(Records from a data collection)
▶

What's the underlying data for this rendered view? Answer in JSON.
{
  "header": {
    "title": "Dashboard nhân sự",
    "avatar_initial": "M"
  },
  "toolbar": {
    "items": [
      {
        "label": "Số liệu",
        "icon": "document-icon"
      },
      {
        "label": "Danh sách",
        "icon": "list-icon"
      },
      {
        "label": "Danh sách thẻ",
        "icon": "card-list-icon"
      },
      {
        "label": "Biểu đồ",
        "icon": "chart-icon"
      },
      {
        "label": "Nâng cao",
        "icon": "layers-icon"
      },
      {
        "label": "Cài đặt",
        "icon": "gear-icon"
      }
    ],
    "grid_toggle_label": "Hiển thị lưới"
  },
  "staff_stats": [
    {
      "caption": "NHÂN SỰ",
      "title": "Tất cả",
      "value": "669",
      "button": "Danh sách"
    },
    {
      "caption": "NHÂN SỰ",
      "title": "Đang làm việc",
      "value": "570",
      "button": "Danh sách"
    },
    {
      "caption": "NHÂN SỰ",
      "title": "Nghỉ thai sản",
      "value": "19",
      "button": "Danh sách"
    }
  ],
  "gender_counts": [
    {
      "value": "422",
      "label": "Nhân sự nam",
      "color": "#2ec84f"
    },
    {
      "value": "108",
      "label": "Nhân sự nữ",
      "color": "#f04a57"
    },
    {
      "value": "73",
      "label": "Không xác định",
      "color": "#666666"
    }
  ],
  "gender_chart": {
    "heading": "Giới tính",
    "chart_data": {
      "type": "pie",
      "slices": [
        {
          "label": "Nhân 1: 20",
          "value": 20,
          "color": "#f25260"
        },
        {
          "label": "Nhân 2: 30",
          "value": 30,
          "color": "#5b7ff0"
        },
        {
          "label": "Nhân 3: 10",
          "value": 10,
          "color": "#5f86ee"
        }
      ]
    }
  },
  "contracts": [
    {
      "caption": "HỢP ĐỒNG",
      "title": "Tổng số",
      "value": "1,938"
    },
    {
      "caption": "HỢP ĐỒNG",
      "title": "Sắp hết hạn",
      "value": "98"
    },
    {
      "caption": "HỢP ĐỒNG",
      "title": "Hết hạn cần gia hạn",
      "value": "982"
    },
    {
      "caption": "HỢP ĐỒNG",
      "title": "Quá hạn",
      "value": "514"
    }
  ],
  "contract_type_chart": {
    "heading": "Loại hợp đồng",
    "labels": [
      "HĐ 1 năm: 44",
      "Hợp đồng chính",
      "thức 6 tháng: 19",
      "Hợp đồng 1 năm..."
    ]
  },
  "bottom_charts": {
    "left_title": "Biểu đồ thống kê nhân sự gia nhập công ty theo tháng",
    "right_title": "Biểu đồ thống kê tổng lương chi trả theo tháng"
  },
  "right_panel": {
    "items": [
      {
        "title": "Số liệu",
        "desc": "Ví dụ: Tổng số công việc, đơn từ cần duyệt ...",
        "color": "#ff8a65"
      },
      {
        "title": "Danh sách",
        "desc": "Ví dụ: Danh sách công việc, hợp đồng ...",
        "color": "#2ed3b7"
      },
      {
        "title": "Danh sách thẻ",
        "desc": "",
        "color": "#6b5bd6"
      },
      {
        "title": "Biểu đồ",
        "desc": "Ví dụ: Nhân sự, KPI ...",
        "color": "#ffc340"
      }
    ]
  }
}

◀

- Request: Reproduce the records above exactly.

- Answer to this task:
What's the underlying data for this rendered view? Answer in JSON.
{
  "header": {
    "title": "Dashboard nhân sự",
    "avatar_initial": "M"
  },
  "toolbar": {
    "items": [
      {
        "label": "Số liệu",
        "icon": "document-icon"
      },
      {
        "label": "Danh sách",
        "icon": "list-icon"
      },
      {
        "label": "Danh sách thẻ",
        "icon": "card-list-icon"
      },
      {
        "label": "Biểu đồ",
        "icon": "chart-icon"
      },
      {
        "label": "Nâng cao",
        "icon": "layers-icon"
      },
      {
        "label": "Cài đặt",
        "icon": "gear-icon"
      }
    ],
    "grid_toggle_label": "Hiển thị lưới"
  },
  "staff_stats": [
    {
      "caption": "NHÂN SỰ",
      "title": "Tất cả",
      "value": "669",
      "button": "Danh sách"
    },
    {
      "caption": "NHÂN SỰ",
      "title": "Đang làm việc",
      "value": "570",
      "button": "Danh sách"
    },
    {
      "caption": "NHÂN SỰ",
      "title": "Nghỉ thai sản",
      "value": "19",
      "button": "Danh sách"
    }
  ],
  "gender_counts": [
    {
      "value": "422",
      "label": "Nhân sự nam",
      "color": "#2ec84f"
    },
    {
      "value": "108",
      "label": "Nhân sự nữ",
      "color": "#f04a57"
    },
    {
      "value": "73",
      "label": "Không xác định",
      "color": "#666666"
    }
  ],
  "gender_chart": {
    "heading": "Giới tính",
    "chart_data": {
      "type": "pie",
      "slices": [
        {
          "label": "Nhân 1: 20",
          "value": 20,
          "color": "#f25260"
        },
        {
          "label": "Nhân 2: 30",
          "value": 30,
          "color": "#5b7ff0"
        },
        {
          "label": "Nhân 3: 10",
          "value": 10,
          "color": "#5f86ee"
        }
      ]
    }
  },
  "contracts": [
    {
      "caption": "HỢP ĐỒNG",
      "title": "Tổng số",
      "value": "1,938"
    },
    {
      "caption": "HỢP ĐỒNG",
      "title": "Sắp hết hạn",
      "value": "98"
    },
    {
      "caption": "HỢP ĐỒNG",
      "title": "Hết hạn cần gia hạn",
      "value": "982"
    },
    {
      "caption": "HỢP ĐỒNG",
      "title": "Quá hạn",
      "value": "514"
    }
  ],
  "contract_type_chart": {
    "heading": "Loại hợp đồng",
    "labels": [
      "HĐ 1 năm: 44",
      "Hợp đồng chính",
      "thức 6 tháng: 19",
      "Hợp đồng 1 năm..."
    ]
  },
  "bottom_charts": {
    "left_title": "Biểu đồ thống kê nhân sự gia nhập công ty theo tháng",
    "right_title": "Biểu đồ thống kê tổng lương chi trả theo tháng"
  },
  "right_panel": {
    "items": [
      {
        "title": "Số liệu",
        "desc": "Ví dụ: Tổng số công việc, đơn từ cần duyệt ...",
        "color": "#ff8a65"
      },
      {
        "title": "Danh sách",
        "desc": "Ví dụ: Danh sách công việc, hợp đồng ...",
        "color": "#2ed3b7"
      },
      {
        "title": "Danh sách thẻ",
        "desc": "",
        "color": "#6b5bd6"
      },
      {
        "title": "Biểu đồ",
        "desc": "Ví dụ: Nhân sự, KPI ...",
        "color": "#ffc340"
      }
    ]
  }
}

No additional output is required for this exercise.